(Data records)
-- Opening Marker --

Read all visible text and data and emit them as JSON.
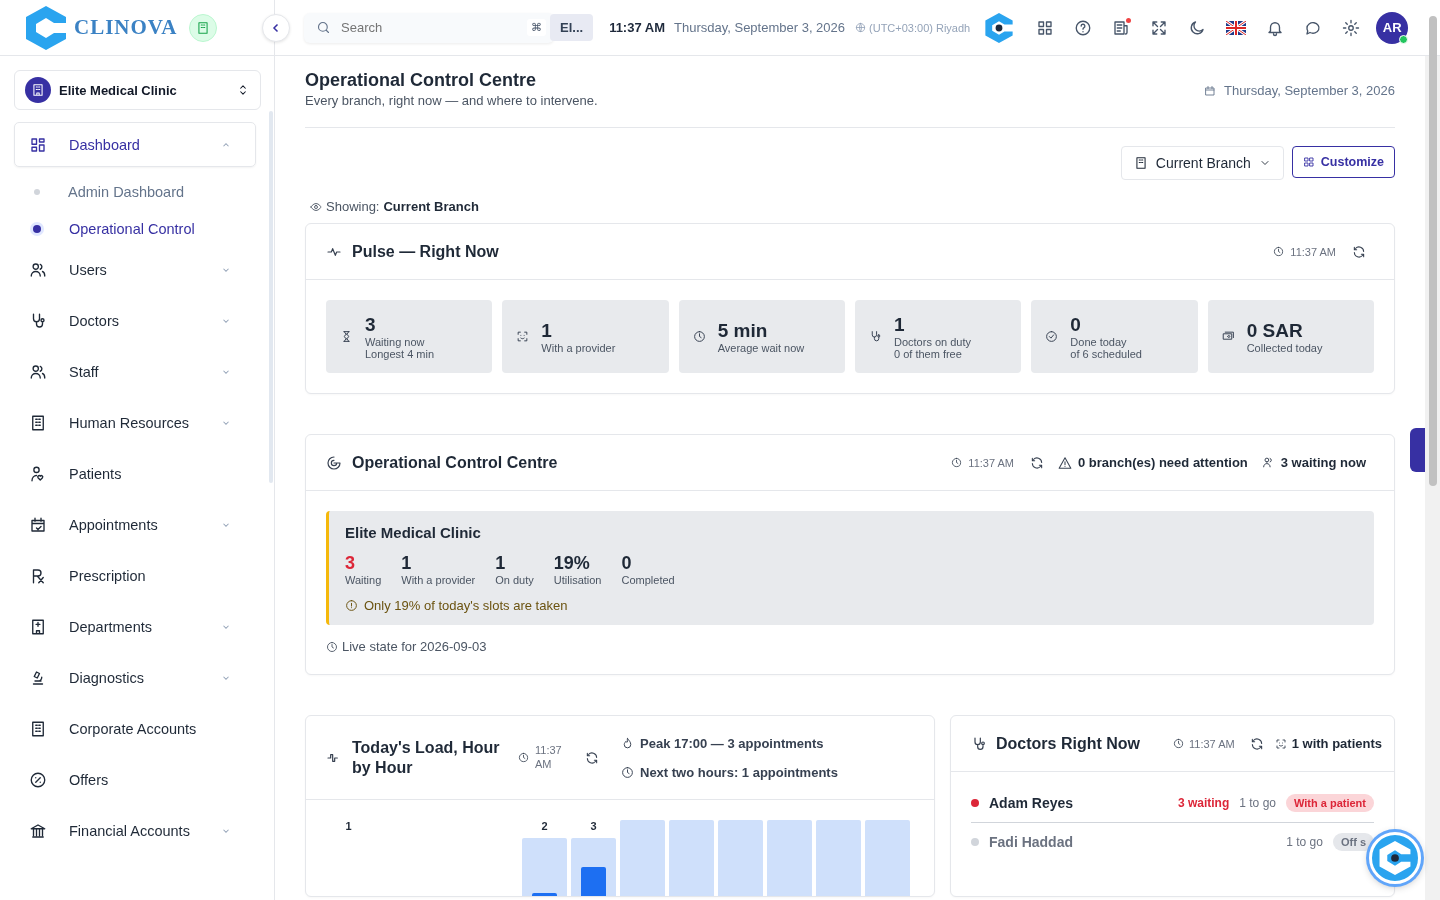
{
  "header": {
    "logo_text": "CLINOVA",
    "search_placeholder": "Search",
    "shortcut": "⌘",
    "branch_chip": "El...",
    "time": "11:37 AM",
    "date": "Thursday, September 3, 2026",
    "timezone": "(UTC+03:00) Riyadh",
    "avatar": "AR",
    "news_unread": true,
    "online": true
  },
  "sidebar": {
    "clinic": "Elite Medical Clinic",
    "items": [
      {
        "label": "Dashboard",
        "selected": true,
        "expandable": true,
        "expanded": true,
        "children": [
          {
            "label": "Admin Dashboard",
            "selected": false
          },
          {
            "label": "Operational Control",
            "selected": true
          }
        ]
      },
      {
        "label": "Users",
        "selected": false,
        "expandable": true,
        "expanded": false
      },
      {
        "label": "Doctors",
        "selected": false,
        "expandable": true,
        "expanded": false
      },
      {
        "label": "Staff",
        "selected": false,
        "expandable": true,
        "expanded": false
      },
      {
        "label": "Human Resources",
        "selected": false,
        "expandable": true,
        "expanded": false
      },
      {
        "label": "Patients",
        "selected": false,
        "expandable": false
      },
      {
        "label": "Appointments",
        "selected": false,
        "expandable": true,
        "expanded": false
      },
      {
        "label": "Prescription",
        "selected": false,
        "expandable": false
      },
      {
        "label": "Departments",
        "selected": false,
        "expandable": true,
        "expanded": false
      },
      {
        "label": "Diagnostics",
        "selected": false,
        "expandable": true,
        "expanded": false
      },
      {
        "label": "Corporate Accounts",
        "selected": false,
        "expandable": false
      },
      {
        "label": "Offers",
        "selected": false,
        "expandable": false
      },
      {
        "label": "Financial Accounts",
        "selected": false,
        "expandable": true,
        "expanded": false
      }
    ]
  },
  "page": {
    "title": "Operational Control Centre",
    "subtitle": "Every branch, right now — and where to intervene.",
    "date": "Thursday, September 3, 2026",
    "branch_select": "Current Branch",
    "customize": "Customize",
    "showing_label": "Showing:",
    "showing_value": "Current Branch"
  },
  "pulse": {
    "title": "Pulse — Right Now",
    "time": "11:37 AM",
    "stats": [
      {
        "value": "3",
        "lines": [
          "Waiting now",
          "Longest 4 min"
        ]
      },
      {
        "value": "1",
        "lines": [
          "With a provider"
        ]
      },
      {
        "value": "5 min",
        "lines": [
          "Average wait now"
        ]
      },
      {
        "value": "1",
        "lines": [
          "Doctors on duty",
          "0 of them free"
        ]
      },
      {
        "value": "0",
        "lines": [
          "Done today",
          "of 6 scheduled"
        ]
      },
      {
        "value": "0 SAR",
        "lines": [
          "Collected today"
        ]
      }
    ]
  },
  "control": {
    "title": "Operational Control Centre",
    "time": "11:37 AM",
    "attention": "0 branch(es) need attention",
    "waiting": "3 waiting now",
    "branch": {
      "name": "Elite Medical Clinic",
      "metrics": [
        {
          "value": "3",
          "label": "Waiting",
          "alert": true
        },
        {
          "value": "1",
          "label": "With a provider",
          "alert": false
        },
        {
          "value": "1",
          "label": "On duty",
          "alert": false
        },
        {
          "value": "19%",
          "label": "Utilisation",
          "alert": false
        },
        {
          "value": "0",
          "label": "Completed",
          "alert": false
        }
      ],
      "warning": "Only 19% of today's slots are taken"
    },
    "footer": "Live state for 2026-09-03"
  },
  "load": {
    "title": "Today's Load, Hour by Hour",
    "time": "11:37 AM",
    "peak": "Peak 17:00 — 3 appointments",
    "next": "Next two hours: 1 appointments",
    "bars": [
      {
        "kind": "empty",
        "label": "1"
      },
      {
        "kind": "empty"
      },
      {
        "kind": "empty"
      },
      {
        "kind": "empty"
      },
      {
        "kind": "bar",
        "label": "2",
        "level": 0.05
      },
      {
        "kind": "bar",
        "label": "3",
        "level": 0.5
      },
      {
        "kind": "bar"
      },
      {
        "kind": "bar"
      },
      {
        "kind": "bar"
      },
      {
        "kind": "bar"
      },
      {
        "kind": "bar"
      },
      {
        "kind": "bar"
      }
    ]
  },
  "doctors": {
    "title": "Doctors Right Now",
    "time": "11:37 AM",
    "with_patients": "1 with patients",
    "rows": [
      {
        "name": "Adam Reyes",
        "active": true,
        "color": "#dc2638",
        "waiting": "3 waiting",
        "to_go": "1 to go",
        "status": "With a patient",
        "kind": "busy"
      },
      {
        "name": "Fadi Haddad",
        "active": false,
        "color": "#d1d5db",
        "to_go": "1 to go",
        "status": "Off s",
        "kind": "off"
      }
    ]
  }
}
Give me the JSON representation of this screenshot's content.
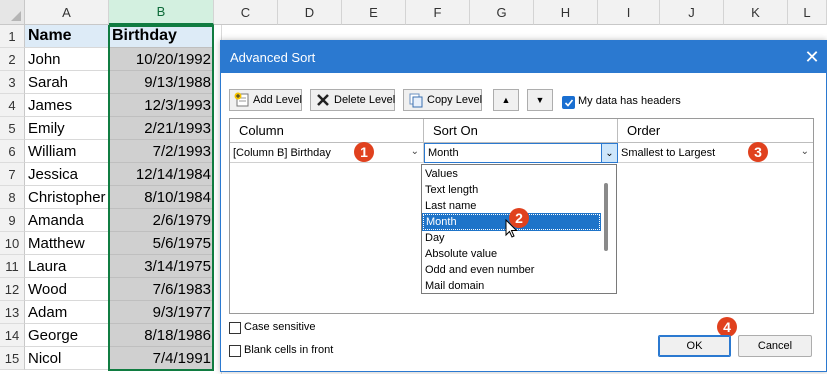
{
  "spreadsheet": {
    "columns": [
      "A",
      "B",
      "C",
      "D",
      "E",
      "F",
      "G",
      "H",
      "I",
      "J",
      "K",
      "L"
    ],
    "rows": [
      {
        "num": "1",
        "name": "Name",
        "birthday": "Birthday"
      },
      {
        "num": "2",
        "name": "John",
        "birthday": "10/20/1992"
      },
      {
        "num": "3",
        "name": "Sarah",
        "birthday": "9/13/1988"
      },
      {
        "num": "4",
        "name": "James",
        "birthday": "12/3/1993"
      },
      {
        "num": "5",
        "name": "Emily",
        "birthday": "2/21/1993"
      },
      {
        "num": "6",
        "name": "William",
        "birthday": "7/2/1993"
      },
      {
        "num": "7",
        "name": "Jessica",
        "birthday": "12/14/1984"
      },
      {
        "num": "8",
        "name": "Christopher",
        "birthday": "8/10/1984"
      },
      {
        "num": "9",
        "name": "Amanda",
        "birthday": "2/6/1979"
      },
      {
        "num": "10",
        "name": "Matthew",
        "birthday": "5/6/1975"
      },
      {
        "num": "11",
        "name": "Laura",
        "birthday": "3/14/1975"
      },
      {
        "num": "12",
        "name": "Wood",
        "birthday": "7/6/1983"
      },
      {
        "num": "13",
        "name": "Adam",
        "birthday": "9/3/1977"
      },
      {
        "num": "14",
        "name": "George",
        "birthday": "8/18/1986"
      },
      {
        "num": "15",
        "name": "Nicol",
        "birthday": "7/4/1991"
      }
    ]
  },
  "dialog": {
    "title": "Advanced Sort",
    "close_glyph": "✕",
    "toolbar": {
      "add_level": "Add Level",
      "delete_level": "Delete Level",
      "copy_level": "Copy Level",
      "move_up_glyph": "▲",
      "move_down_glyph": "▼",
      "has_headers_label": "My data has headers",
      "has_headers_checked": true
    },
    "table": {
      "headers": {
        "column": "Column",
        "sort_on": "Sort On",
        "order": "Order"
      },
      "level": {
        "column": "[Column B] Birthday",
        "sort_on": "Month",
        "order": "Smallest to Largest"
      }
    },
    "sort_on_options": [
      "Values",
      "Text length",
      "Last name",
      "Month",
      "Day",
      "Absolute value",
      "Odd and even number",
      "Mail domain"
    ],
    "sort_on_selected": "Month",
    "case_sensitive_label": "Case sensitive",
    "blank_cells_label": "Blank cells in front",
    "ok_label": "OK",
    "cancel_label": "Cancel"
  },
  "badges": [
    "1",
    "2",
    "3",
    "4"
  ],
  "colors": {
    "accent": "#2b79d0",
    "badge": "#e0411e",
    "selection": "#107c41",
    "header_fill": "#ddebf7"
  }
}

-- Closing Marker --

YOUR GOAL → Without including the pictures, return each record above exactly as it stands.

TASK ANSWER →
Read all visible text and data and emit them as JSON.
{
  "header": {
    "logo_text": "CLINOVA",
    "search_placeholder": "Search",
    "shortcut": "⌘",
    "branch_chip": "El...",
    "time": "11:37 AM",
    "date": "Thursday, September 3, 2026",
    "timezone": "(UTC+03:00) Riyadh",
    "avatar": "AR",
    "news_unread": true,
    "online": true
  },
  "sidebar": {
    "clinic": "Elite Medical Clinic",
    "items": [
      {
        "label": "Dashboard",
        "selected": true,
        "expandable": true,
        "expanded": true,
        "children": [
          {
            "label": "Admin Dashboard",
            "selected": false
          },
          {
            "label": "Operational Control",
            "selected": true
          }
        ]
      },
      {
        "label": "Users",
        "selected": false,
        "expandable": true,
        "expanded": false
      },
      {
        "label": "Doctors",
        "selected": false,
        "expandable": true,
        "expanded": false
      },
      {
        "label": "Staff",
        "selected": false,
        "expandable": true,
        "expanded": false
      },
      {
        "label": "Human Resources",
        "selected": false,
        "expandable": true,
        "expanded": false
      },
      {
        "label": "Patients",
        "selected": false,
        "expandable": false
      },
      {
        "label": "Appointments",
        "selected": false,
        "expandable": true,
        "expanded": false
      },
      {
        "label": "Prescription",
        "selected": false,
        "expandable": false
      },
      {
        "label": "Departments",
        "selected": false,
        "expandable": true,
        "expanded": false
      },
      {
        "label": "Diagnostics",
        "selected": false,
        "expandable": true,
        "expanded": false
      },
      {
        "label": "Corporate Accounts",
        "selected": false,
        "expandable": false
      },
      {
        "label": "Offers",
        "selected": false,
        "expandable": false
      },
      {
        "label": "Financial Accounts",
        "selected": false,
        "expandable": true,
        "expanded": false
      }
    ]
  },
  "page": {
    "title": "Operational Control Centre",
    "subtitle": "Every branch, right now — and where to intervene.",
    "date": "Thursday, September 3, 2026",
    "branch_select": "Current Branch",
    "customize": "Customize",
    "showing_label": "Showing:",
    "showing_value": "Current Branch"
  },
  "pulse": {
    "title": "Pulse — Right Now",
    "time": "11:37 AM",
    "stats": [
      {
        "value": "3",
        "lines": [
          "Waiting now",
          "Longest 4 min"
        ]
      },
      {
        "value": "1",
        "lines": [
          "With a provider"
        ]
      },
      {
        "value": "5 min",
        "lines": [
          "Average wait now"
        ]
      },
      {
        "value": "1",
        "lines": [
          "Doctors on duty",
          "0 of them free"
        ]
      },
      {
        "value": "0",
        "lines": [
          "Done today",
          "of 6 scheduled"
        ]
      },
      {
        "value": "0 SAR",
        "lines": [
          "Collected today"
        ]
      }
    ]
  },
  "control": {
    "title": "Operational Control Centre",
    "time": "11:37 AM",
    "attention": "0 branch(es) need attention",
    "waiting": "3 waiting now",
    "branch": {
      "name": "Elite Medical Clinic",
      "metrics": [
        {
          "value": "3",
          "label": "Waiting",
          "alert": true
        },
        {
          "value": "1",
          "label": "With a provider",
          "alert": false
        },
        {
          "value": "1",
          "label": "On duty",
          "alert": false
        },
        {
          "value": "19%",
          "label": "Utilisation",
          "alert": false
        },
        {
          "value": "0",
          "label": "Completed",
          "alert": false
        }
      ],
      "warning": "Only 19% of today's slots are taken"
    },
    "footer": "Live state for 2026-09-03"
  },
  "load": {
    "title": "Today's Load, Hour by Hour",
    "time": "11:37 AM",
    "peak": "Peak 17:00 — 3 appointments",
    "next": "Next two hours: 1 appointments",
    "bars": [
      {
        "kind": "empty",
        "label": "1"
      },
      {
        "kind": "empty"
      },
      {
        "kind": "empty"
      },
      {
        "kind": "empty"
      },
      {
        "kind": "bar",
        "label": "2",
        "level": 0.05
      },
      {
        "kind": "bar",
        "label": "3",
        "level": 0.5
      },
      {
        "kind": "bar"
      },
      {
        "kind": "bar"
      },
      {
        "kind": "bar"
      },
      {
        "kind": "bar"
      },
      {
        "kind": "bar"
      },
      {
        "kind": "bar"
      }
    ]
  },
  "doctors": {
    "title": "Doctors Right Now",
    "time": "11:37 AM",
    "with_patients": "1 with patients",
    "rows": [
      {
        "name": "Adam Reyes",
        "active": true,
        "color": "#dc2638",
        "waiting": "3 waiting",
        "to_go": "1 to go",
        "status": "With a patient",
        "kind": "busy"
      },
      {
        "name": "Fadi Haddad",
        "active": false,
        "color": "#d1d5db",
        "to_go": "1 to go",
        "status": "Off s",
        "kind": "off"
      }
    ]
  }
}
Give me the JSON representation of this screenshot's content.
{
  "spreadsheet": {
    "columns": [
      "A",
      "B",
      "C",
      "D",
      "E",
      "F",
      "G",
      "H",
      "I",
      "J",
      "K",
      "L"
    ],
    "rows": [
      {
        "num": "1",
        "name": "Name",
        "birthday": "Birthday"
      },
      {
        "num": "2",
        "name": "John",
        "birthday": "10/20/1992"
      },
      {
        "num": "3",
        "name": "Sarah",
        "birthday": "9/13/1988"
      },
      {
        "num": "4",
        "name": "James",
        "birthday": "12/3/1993"
      },
      {
        "num": "5",
        "name": "Emily",
        "birthday": "2/21/1993"
      },
      {
        "num": "6",
        "name": "William",
        "birthday": "7/2/1993"
      },
      {
        "num": "7",
        "name": "Jessica",
        "birthday": "12/14/1984"
      },
      {
        "num": "8",
        "name": "Christopher",
        "birthday": "8/10/1984"
      },
      {
        "num": "9",
        "name": "Amanda",
        "birthday": "2/6/1979"
      },
      {
        "num": "10",
        "name": "Matthew",
        "birthday": "5/6/1975"
      },
      {
        "num": "11",
        "name": "Laura",
        "birthday": "3/14/1975"
      },
      {
        "num": "12",
        "name": "Wood",
        "birthday": "7/6/1983"
      },
      {
        "num": "13",
        "name": "Adam",
        "birthday": "9/3/1977"
      },
      {
        "num": "14",
        "name": "George",
        "birthday": "8/18/1986"
      },
      {
        "num": "15",
        "name": "Nicol",
        "birthday": "7/4/1991"
      }
    ]
  },
  "dialog": {
    "title": "Advanced Sort",
    "close_glyph": "✕",
    "toolbar": {
      "add_level": "Add Level",
      "delete_level": "Delete Level",
      "copy_level": "Copy Level",
      "move_up_glyph": "▲",
      "move_down_glyph": "▼",
      "has_headers_label": "My data has headers",
      "has_headers_checked": true
    },
    "table": {
      "headers": {
        "column": "Column",
        "sort_on": "Sort On",
        "order": "Order"
      },
      "level": {
        "column": "[Column B] Birthday",
        "sort_on": "Month",
        "order": "Smallest to Largest"
      }
    },
    "sort_on_options": [
      "Values",
      "Text length",
      "Last name",
      "Month",
      "Day",
      "Absolute value",
      "Odd and even number",
      "Mail domain"
    ],
    "sort_on_selected": "Month",
    "case_sensitive_label": "Case sensitive",
    "blank_cells_label": "Blank cells in front",
    "ok_label": "OK",
    "cancel_label": "Cancel"
  },
  "badges": [
    "1",
    "2",
    "3",
    "4"
  ],
  "colors": {
    "accent": "#2b79d0",
    "badge": "#e0411e",
    "selection": "#107c41",
    "header_fill": "#ddebf7"
  }
}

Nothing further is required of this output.